BEGIN Input

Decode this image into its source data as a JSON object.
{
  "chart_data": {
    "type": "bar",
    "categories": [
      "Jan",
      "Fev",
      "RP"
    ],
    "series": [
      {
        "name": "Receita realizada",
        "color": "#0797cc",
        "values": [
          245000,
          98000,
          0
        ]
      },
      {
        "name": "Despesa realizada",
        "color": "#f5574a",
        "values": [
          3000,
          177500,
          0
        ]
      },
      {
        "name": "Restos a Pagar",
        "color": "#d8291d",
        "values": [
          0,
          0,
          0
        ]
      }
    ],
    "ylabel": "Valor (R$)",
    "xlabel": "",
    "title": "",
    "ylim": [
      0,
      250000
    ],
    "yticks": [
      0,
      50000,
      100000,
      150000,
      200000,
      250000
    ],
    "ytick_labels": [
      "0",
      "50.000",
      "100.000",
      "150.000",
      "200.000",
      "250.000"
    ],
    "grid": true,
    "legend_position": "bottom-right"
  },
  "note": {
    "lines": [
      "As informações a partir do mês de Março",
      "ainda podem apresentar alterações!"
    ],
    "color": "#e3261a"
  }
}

END Input

▶ **What is required**
Write out all the data again, exactly as it appears.

▶ **Solution**
Decode this image into its source data as a JSON object.
{
  "chart_data": {
    "type": "bar",
    "categories": [
      "Jan",
      "Fev",
      "RP"
    ],
    "series": [
      {
        "name": "Receita realizada",
        "color": "#0797cc",
        "values": [
          245000,
          98000,
          0
        ]
      },
      {
        "name": "Despesa realizada",
        "color": "#f5574a",
        "values": [
          3000,
          177500,
          0
        ]
      },
      {
        "name": "Restos a Pagar",
        "color": "#d8291d",
        "values": [
          0,
          0,
          0
        ]
      }
    ],
    "ylabel": "Valor (R$)",
    "xlabel": "",
    "title": "",
    "ylim": [
      0,
      250000
    ],
    "yticks": [
      0,
      50000,
      100000,
      150000,
      200000,
      250000
    ],
    "ytick_labels": [
      "0",
      "50.000",
      "100.000",
      "150.000",
      "200.000",
      "250.000"
    ],
    "grid": true,
    "legend_position": "bottom-right"
  },
  "note": {
    "lines": [
      "As informações a partir do mês de Março",
      "ainda podem apresentar alterações!"
    ],
    "color": "#e3261a"
  }
}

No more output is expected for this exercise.